> **TASK TO COMPLETE**: Only the lines from the one containing "What text is on this page?" through the end of the data below should be copied, each exactly as written and with both ends kept.
[START OF DATA IN THIS EXERCISE]
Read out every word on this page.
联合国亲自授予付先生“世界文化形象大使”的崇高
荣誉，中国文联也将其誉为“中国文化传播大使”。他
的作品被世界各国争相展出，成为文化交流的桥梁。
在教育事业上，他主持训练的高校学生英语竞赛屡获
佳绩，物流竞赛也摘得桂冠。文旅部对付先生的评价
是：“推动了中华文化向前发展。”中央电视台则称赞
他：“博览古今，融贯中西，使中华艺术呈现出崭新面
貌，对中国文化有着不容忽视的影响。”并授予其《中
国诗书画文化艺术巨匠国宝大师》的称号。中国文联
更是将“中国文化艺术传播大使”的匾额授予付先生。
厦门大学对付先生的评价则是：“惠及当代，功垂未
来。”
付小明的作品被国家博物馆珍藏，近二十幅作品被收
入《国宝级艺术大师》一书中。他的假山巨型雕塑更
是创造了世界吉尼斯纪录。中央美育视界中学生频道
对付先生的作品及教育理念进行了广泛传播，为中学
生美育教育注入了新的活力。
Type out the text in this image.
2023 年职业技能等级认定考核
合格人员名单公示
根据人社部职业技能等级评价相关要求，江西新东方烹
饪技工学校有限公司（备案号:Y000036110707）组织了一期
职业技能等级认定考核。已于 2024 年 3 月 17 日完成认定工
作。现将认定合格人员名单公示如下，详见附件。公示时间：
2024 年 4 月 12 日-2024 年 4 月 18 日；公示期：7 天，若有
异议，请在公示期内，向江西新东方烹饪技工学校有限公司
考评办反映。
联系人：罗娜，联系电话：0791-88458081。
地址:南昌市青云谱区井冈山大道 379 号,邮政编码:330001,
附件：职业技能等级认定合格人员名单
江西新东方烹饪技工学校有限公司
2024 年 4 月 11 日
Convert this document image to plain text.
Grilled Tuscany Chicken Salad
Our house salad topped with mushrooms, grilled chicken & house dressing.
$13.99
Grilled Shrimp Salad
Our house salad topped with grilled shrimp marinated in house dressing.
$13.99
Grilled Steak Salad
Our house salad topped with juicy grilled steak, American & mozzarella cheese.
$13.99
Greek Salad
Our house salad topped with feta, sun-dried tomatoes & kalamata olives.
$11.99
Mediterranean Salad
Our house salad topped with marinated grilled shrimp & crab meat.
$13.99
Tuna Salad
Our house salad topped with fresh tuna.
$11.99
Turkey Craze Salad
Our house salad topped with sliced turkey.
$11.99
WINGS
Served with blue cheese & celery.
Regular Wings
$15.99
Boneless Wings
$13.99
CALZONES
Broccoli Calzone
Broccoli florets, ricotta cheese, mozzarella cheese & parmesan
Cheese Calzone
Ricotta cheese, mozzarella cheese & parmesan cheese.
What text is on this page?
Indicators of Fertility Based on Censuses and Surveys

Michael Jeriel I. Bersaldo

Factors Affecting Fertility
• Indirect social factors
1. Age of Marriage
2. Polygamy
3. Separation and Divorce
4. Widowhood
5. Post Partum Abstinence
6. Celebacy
[END OF DATA IN THIS EXERCISE]
> **EXERCISE RESULT**:
What text is on this page?
Indicators of Fertility Based on Censuses and Surveys

Michael Jeriel I. Bersaldo

Factors Affecting Fertility
• Indirect social factors
1. Age of Marriage
2. Polygamy
3. Separation and Divorce
4. Widowhood
5. Post Partum Abstinence
6. Celebacy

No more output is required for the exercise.